WRITTEN TASK
Copy all entries without alteration and skip the pictures they hold.

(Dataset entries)
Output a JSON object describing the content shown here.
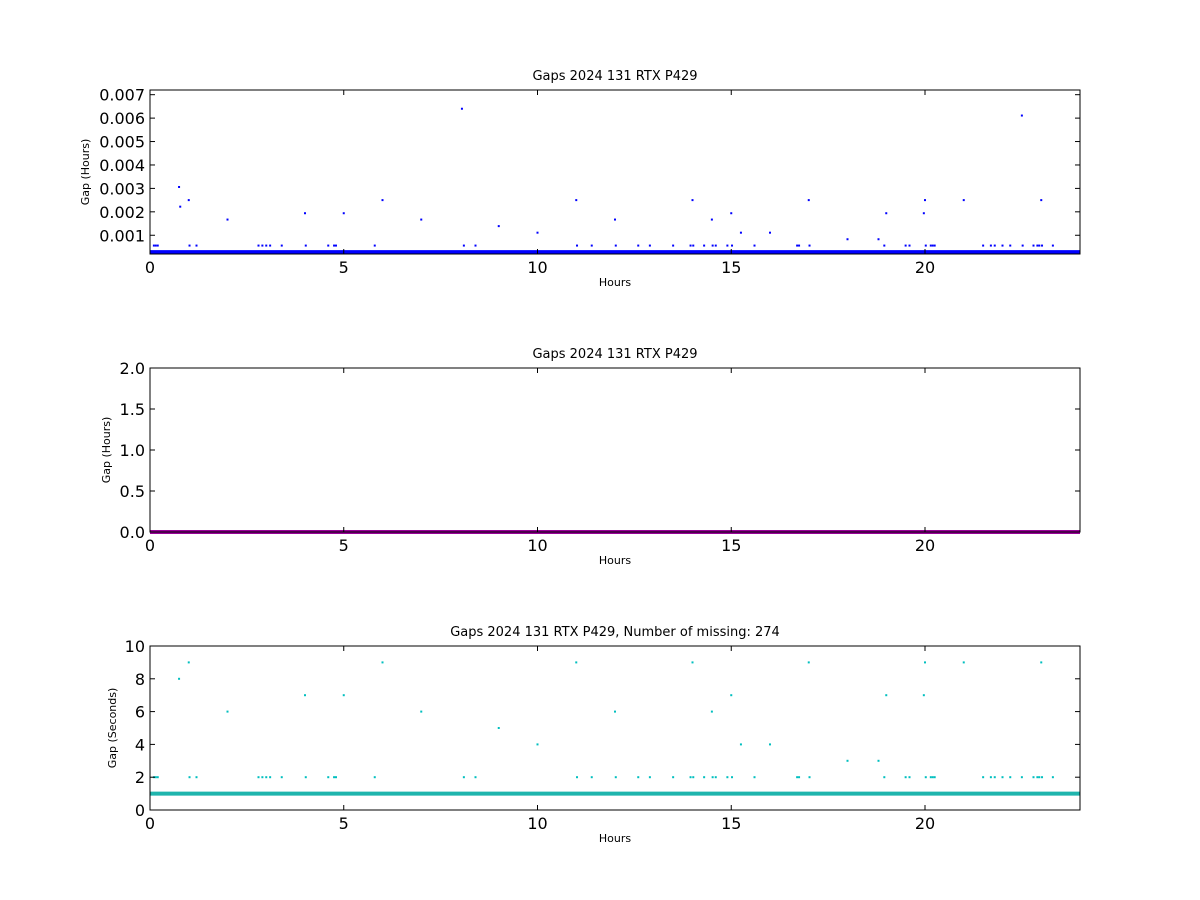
{
  "chart_data": [
    {
      "type": "scatter",
      "title": "Gaps 2024 131 RTX  P429",
      "xlabel": "Hours",
      "ylabel": "Gap (Hours)",
      "xlim": [
        0,
        24
      ],
      "ylim": [
        0.0002,
        0.0072
      ],
      "xticks": [
        0,
        5,
        10,
        15,
        20
      ],
      "xtick_labels": [
        "0",
        "5",
        "10",
        "15",
        "20"
      ],
      "yticks": [
        0.001,
        0.002,
        0.003,
        0.004,
        0.005,
        0.006,
        0.007
      ],
      "ytick_labels": [
        "0.001",
        "0.002",
        "0.003",
        "0.004",
        "0.005",
        "0.006",
        "0.007"
      ],
      "grid": false,
      "colors": {
        "points": "#0000ff",
        "baseline": "#0000ff"
      },
      "baseline": {
        "y": 0.000278,
        "x_range": [
          0,
          24
        ]
      },
      "series": [
        {
          "x": [
            0.1,
            0.15,
            0.2,
            0.75,
            0.78,
            1.0,
            1.02,
            1.2,
            2.0,
            2.8,
            2.9,
            3.0,
            3.1,
            3.4,
            4.0,
            4.02,
            4.6,
            4.75,
            4.8,
            5.0,
            5.8,
            6.0,
            7.0,
            8.05,
            8.1,
            8.4,
            9.0,
            10.0,
            11.0,
            11.02,
            11.4,
            12.0,
            12.02,
            12.6,
            12.9,
            13.5,
            13.95,
            14.0,
            14.02,
            14.3,
            14.5,
            14.52,
            14.6,
            14.9,
            15.0,
            15.02,
            15.25,
            15.6,
            16.0,
            16.7,
            16.75,
            17.0,
            17.02,
            18.0,
            18.8,
            18.95,
            19.0,
            19.5,
            19.6,
            19.97,
            20.0,
            20.02,
            20.15,
            20.2,
            20.25,
            21.0,
            21.5,
            21.7,
            21.8,
            22.0,
            22.2,
            22.5,
            22.52,
            22.8,
            22.9,
            22.95,
            23.0,
            23.02,
            23.3
          ],
          "y": [
            0.00056,
            0.00056,
            0.00056,
            0.00306,
            0.00222,
            0.0025,
            0.00056,
            0.00056,
            0.00167,
            0.00056,
            0.00056,
            0.00056,
            0.00056,
            0.00056,
            0.00194,
            0.00056,
            0.00056,
            0.00056,
            0.00056,
            0.00194,
            0.00056,
            0.0025,
            0.00167,
            0.0064,
            0.00056,
            0.00056,
            0.00139,
            0.00111,
            0.0025,
            0.00056,
            0.00056,
            0.00167,
            0.00056,
            0.00056,
            0.00056,
            0.00056,
            0.00056,
            0.0025,
            0.00056,
            0.00056,
            0.00167,
            0.00056,
            0.00056,
            0.00056,
            0.00194,
            0.00056,
            0.00111,
            0.00056,
            0.00111,
            0.00056,
            0.00056,
            0.0025,
            0.00056,
            0.00083,
            0.00083,
            0.00056,
            0.00194,
            0.00056,
            0.00056,
            0.00194,
            0.0025,
            0.00056,
            0.00056,
            0.00056,
            0.00056,
            0.0025,
            0.00056,
            0.00056,
            0.00056,
            0.00056,
            0.00056,
            0.00611,
            0.00056,
            0.00056,
            0.00056,
            0.00056,
            0.0025,
            0.00056,
            0.00056
          ]
        }
      ]
    },
    {
      "type": "line",
      "title": "Gaps 2024 131 RTX  P429",
      "xlabel": "Hours",
      "ylabel": "Gap (Hours)",
      "xlim": [
        0,
        24
      ],
      "ylim": [
        0,
        2.0
      ],
      "xticks": [
        0,
        5,
        10,
        15,
        20
      ],
      "xtick_labels": [
        "0",
        "5",
        "10",
        "15",
        "20"
      ],
      "yticks": [
        0.0,
        0.5,
        1.0,
        1.5,
        2.0
      ],
      "ytick_labels": [
        "0.0",
        "0.5",
        "1.0",
        "1.5",
        "2.0"
      ],
      "grid": false,
      "colors": {
        "baseline": "#990099"
      },
      "baseline": {
        "y": 0.0,
        "x_range": [
          0,
          24
        ]
      },
      "series": []
    },
    {
      "type": "scatter",
      "title": "Gaps 2024 131 RTX  P429, Number of missing: 274",
      "xlabel": "Hours",
      "ylabel": "Gap (Seconds)",
      "xlim": [
        0,
        24
      ],
      "ylim": [
        0,
        10
      ],
      "xticks": [
        0,
        5,
        10,
        15,
        20
      ],
      "xtick_labels": [
        "0",
        "5",
        "10",
        "15",
        "20"
      ],
      "yticks": [
        0,
        2,
        4,
        6,
        8,
        10
      ],
      "ytick_labels": [
        "0",
        "2",
        "4",
        "6",
        "8",
        "10"
      ],
      "grid": false,
      "colors": {
        "points": "#00bfbf",
        "baseline": "#1fb5ad"
      },
      "baseline": {
        "y": 1,
        "x_range": [
          0,
          24
        ]
      },
      "series": [
        {
          "x": [
            0.1,
            0.15,
            0.2,
            0.75,
            1.0,
            1.02,
            1.2,
            2.0,
            2.8,
            2.9,
            3.0,
            3.1,
            3.4,
            4.0,
            4.02,
            4.6,
            4.75,
            4.8,
            5.0,
            5.8,
            6.0,
            7.0,
            8.1,
            8.4,
            9.0,
            10.0,
            11.0,
            11.02,
            11.4,
            12.0,
            12.02,
            12.6,
            12.9,
            13.5,
            13.95,
            14.0,
            14.02,
            14.3,
            14.5,
            14.52,
            14.6,
            14.9,
            15.0,
            15.02,
            15.25,
            15.6,
            16.0,
            16.7,
            16.75,
            17.0,
            17.02,
            18.0,
            18.8,
            18.95,
            19.0,
            19.5,
            19.6,
            19.97,
            20.0,
            20.02,
            20.15,
            20.2,
            20.25,
            21.0,
            21.5,
            21.7,
            21.8,
            22.0,
            22.2,
            22.5,
            22.8,
            22.9,
            22.95,
            23.0,
            23.02,
            23.3
          ],
          "y": [
            2,
            2,
            2,
            8,
            9,
            2,
            2,
            6,
            2,
            2,
            2,
            2,
            2,
            7,
            2,
            2,
            2,
            2,
            7,
            2,
            9,
            6,
            2,
            2,
            5,
            4,
            9,
            2,
            2,
            6,
            2,
            2,
            2,
            2,
            2,
            9,
            2,
            2,
            6,
            2,
            2,
            2,
            7,
            2,
            4,
            2,
            4,
            2,
            2,
            9,
            2,
            3,
            3,
            2,
            7,
            2,
            2,
            7,
            9,
            2,
            2,
            2,
            2,
            9,
            2,
            2,
            2,
            2,
            2,
            2,
            2,
            2,
            2,
            9,
            2,
            2
          ]
        }
      ]
    }
  ]
}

FULL ANSWER
Output a JSON object describing the content shown here.
{
  "chart_data": [
    {
      "type": "scatter",
      "title": "Gaps 2024 131 RTX  P429",
      "xlabel": "Hours",
      "ylabel": "Gap (Hours)",
      "xlim": [
        0,
        24
      ],
      "ylim": [
        0.0002,
        0.0072
      ],
      "xticks": [
        0,
        5,
        10,
        15,
        20
      ],
      "xtick_labels": [
        "0",
        "5",
        "10",
        "15",
        "20"
      ],
      "yticks": [
        0.001,
        0.002,
        0.003,
        0.004,
        0.005,
        0.006,
        0.007
      ],
      "ytick_labels": [
        "0.001",
        "0.002",
        "0.003",
        "0.004",
        "0.005",
        "0.006",
        "0.007"
      ],
      "grid": false,
      "colors": {
        "points": "#0000ff",
        "baseline": "#0000ff"
      },
      "baseline": {
        "y": 0.000278,
        "x_range": [
          0,
          24
        ]
      },
      "series": [
        {
          "x": [
            0.1,
            0.15,
            0.2,
            0.75,
            0.78,
            1.0,
            1.02,
            1.2,
            2.0,
            2.8,
            2.9,
            3.0,
            3.1,
            3.4,
            4.0,
            4.02,
            4.6,
            4.75,
            4.8,
            5.0,
            5.8,
            6.0,
            7.0,
            8.05,
            8.1,
            8.4,
            9.0,
            10.0,
            11.0,
            11.02,
            11.4,
            12.0,
            12.02,
            12.6,
            12.9,
            13.5,
            13.95,
            14.0,
            14.02,
            14.3,
            14.5,
            14.52,
            14.6,
            14.9,
            15.0,
            15.02,
            15.25,
            15.6,
            16.0,
            16.7,
            16.75,
            17.0,
            17.02,
            18.0,
            18.8,
            18.95,
            19.0,
            19.5,
            19.6,
            19.97,
            20.0,
            20.02,
            20.15,
            20.2,
            20.25,
            21.0,
            21.5,
            21.7,
            21.8,
            22.0,
            22.2,
            22.5,
            22.52,
            22.8,
            22.9,
            22.95,
            23.0,
            23.02,
            23.3
          ],
          "y": [
            0.00056,
            0.00056,
            0.00056,
            0.00306,
            0.00222,
            0.0025,
            0.00056,
            0.00056,
            0.00167,
            0.00056,
            0.00056,
            0.00056,
            0.00056,
            0.00056,
            0.00194,
            0.00056,
            0.00056,
            0.00056,
            0.00056,
            0.00194,
            0.00056,
            0.0025,
            0.00167,
            0.0064,
            0.00056,
            0.00056,
            0.00139,
            0.00111,
            0.0025,
            0.00056,
            0.00056,
            0.00167,
            0.00056,
            0.00056,
            0.00056,
            0.00056,
            0.00056,
            0.0025,
            0.00056,
            0.00056,
            0.00167,
            0.00056,
            0.00056,
            0.00056,
            0.00194,
            0.00056,
            0.00111,
            0.00056,
            0.00111,
            0.00056,
            0.00056,
            0.0025,
            0.00056,
            0.00083,
            0.00083,
            0.00056,
            0.00194,
            0.00056,
            0.00056,
            0.00194,
            0.0025,
            0.00056,
            0.00056,
            0.00056,
            0.00056,
            0.0025,
            0.00056,
            0.00056,
            0.00056,
            0.00056,
            0.00056,
            0.00611,
            0.00056,
            0.00056,
            0.00056,
            0.00056,
            0.0025,
            0.00056,
            0.00056
          ]
        }
      ]
    },
    {
      "type": "line",
      "title": "Gaps 2024 131 RTX  P429",
      "xlabel": "Hours",
      "ylabel": "Gap (Hours)",
      "xlim": [
        0,
        24
      ],
      "ylim": [
        0,
        2.0
      ],
      "xticks": [
        0,
        5,
        10,
        15,
        20
      ],
      "xtick_labels": [
        "0",
        "5",
        "10",
        "15",
        "20"
      ],
      "yticks": [
        0.0,
        0.5,
        1.0,
        1.5,
        2.0
      ],
      "ytick_labels": [
        "0.0",
        "0.5",
        "1.0",
        "1.5",
        "2.0"
      ],
      "grid": false,
      "colors": {
        "baseline": "#990099"
      },
      "baseline": {
        "y": 0.0,
        "x_range": [
          0,
          24
        ]
      },
      "series": []
    },
    {
      "type": "scatter",
      "title": "Gaps 2024 131 RTX  P429, Number of missing: 274",
      "xlabel": "Hours",
      "ylabel": "Gap (Seconds)",
      "xlim": [
        0,
        24
      ],
      "ylim": [
        0,
        10
      ],
      "xticks": [
        0,
        5,
        10,
        15,
        20
      ],
      "xtick_labels": [
        "0",
        "5",
        "10",
        "15",
        "20"
      ],
      "yticks": [
        0,
        2,
        4,
        6,
        8,
        10
      ],
      "ytick_labels": [
        "0",
        "2",
        "4",
        "6",
        "8",
        "10"
      ],
      "grid": false,
      "colors": {
        "points": "#00bfbf",
        "baseline": "#1fb5ad"
      },
      "baseline": {
        "y": 1,
        "x_range": [
          0,
          24
        ]
      },
      "series": [
        {
          "x": [
            0.1,
            0.15,
            0.2,
            0.75,
            1.0,
            1.02,
            1.2,
            2.0,
            2.8,
            2.9,
            3.0,
            3.1,
            3.4,
            4.0,
            4.02,
            4.6,
            4.75,
            4.8,
            5.0,
            5.8,
            6.0,
            7.0,
            8.1,
            8.4,
            9.0,
            10.0,
            11.0,
            11.02,
            11.4,
            12.0,
            12.02,
            12.6,
            12.9,
            13.5,
            13.95,
            14.0,
            14.02,
            14.3,
            14.5,
            14.52,
            14.6,
            14.9,
            15.0,
            15.02,
            15.25,
            15.6,
            16.0,
            16.7,
            16.75,
            17.0,
            17.02,
            18.0,
            18.8,
            18.95,
            19.0,
            19.5,
            19.6,
            19.97,
            20.0,
            20.02,
            20.15,
            20.2,
            20.25,
            21.0,
            21.5,
            21.7,
            21.8,
            22.0,
            22.2,
            22.5,
            22.8,
            22.9,
            22.95,
            23.0,
            23.02,
            23.3
          ],
          "y": [
            2,
            2,
            2,
            8,
            9,
            2,
            2,
            6,
            2,
            2,
            2,
            2,
            2,
            7,
            2,
            2,
            2,
            2,
            7,
            2,
            9,
            6,
            2,
            2,
            5,
            4,
            9,
            2,
            2,
            6,
            2,
            2,
            2,
            2,
            2,
            9,
            2,
            2,
            6,
            2,
            2,
            2,
            7,
            2,
            4,
            2,
            4,
            2,
            2,
            9,
            2,
            3,
            3,
            2,
            7,
            2,
            2,
            7,
            9,
            2,
            2,
            2,
            2,
            9,
            2,
            2,
            2,
            2,
            2,
            2,
            2,
            2,
            2,
            9,
            2,
            2
          ]
        }
      ]
    }
  ]
}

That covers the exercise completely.